MATERIAL FOR THE TASK.
────────

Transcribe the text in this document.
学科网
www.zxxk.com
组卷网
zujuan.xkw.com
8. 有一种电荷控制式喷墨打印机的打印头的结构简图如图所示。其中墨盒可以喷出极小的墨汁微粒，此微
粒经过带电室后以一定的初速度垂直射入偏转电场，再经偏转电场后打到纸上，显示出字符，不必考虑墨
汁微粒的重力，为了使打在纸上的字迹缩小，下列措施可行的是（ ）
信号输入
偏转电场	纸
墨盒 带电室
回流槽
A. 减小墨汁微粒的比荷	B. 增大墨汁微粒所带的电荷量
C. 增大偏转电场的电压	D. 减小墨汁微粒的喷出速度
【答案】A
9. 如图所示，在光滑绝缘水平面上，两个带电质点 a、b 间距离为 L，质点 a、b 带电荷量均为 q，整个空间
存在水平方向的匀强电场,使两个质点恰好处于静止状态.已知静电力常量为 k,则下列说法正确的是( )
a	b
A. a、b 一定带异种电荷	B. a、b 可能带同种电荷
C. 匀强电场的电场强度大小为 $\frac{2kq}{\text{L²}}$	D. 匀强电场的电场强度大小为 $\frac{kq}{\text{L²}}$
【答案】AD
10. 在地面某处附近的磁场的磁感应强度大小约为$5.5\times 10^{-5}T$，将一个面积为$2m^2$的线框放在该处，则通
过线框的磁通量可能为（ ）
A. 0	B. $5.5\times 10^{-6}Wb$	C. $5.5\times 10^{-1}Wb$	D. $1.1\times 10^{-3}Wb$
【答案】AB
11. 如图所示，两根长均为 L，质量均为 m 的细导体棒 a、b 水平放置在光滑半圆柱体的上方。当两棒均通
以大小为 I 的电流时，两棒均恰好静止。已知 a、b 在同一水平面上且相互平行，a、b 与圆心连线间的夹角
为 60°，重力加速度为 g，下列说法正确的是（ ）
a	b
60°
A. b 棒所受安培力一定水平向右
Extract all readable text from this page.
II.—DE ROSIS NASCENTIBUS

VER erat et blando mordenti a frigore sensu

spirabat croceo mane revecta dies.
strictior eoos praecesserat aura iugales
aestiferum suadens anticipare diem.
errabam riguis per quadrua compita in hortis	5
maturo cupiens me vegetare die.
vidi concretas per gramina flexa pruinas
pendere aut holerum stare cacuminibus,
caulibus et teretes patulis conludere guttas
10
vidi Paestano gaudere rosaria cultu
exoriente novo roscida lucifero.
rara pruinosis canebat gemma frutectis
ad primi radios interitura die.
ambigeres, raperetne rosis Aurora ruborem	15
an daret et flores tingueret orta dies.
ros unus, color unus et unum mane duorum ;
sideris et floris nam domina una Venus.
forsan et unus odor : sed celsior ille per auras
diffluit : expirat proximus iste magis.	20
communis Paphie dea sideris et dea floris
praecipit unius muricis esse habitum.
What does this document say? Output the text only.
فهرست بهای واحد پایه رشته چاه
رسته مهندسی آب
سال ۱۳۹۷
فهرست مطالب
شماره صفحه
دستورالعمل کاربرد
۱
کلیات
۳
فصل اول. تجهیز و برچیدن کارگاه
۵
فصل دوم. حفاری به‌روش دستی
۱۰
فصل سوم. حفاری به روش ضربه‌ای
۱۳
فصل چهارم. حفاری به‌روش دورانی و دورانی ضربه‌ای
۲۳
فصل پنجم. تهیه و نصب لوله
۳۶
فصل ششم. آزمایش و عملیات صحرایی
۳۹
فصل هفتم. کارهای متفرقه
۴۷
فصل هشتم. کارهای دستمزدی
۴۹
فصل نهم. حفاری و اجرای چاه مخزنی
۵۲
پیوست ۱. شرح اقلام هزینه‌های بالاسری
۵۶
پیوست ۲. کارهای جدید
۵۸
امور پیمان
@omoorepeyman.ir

────────

DESCRIPTION OF THE TASK. State the count of lines that contain the string "document". Nothing else is needed.

WORKED ANSWER. 2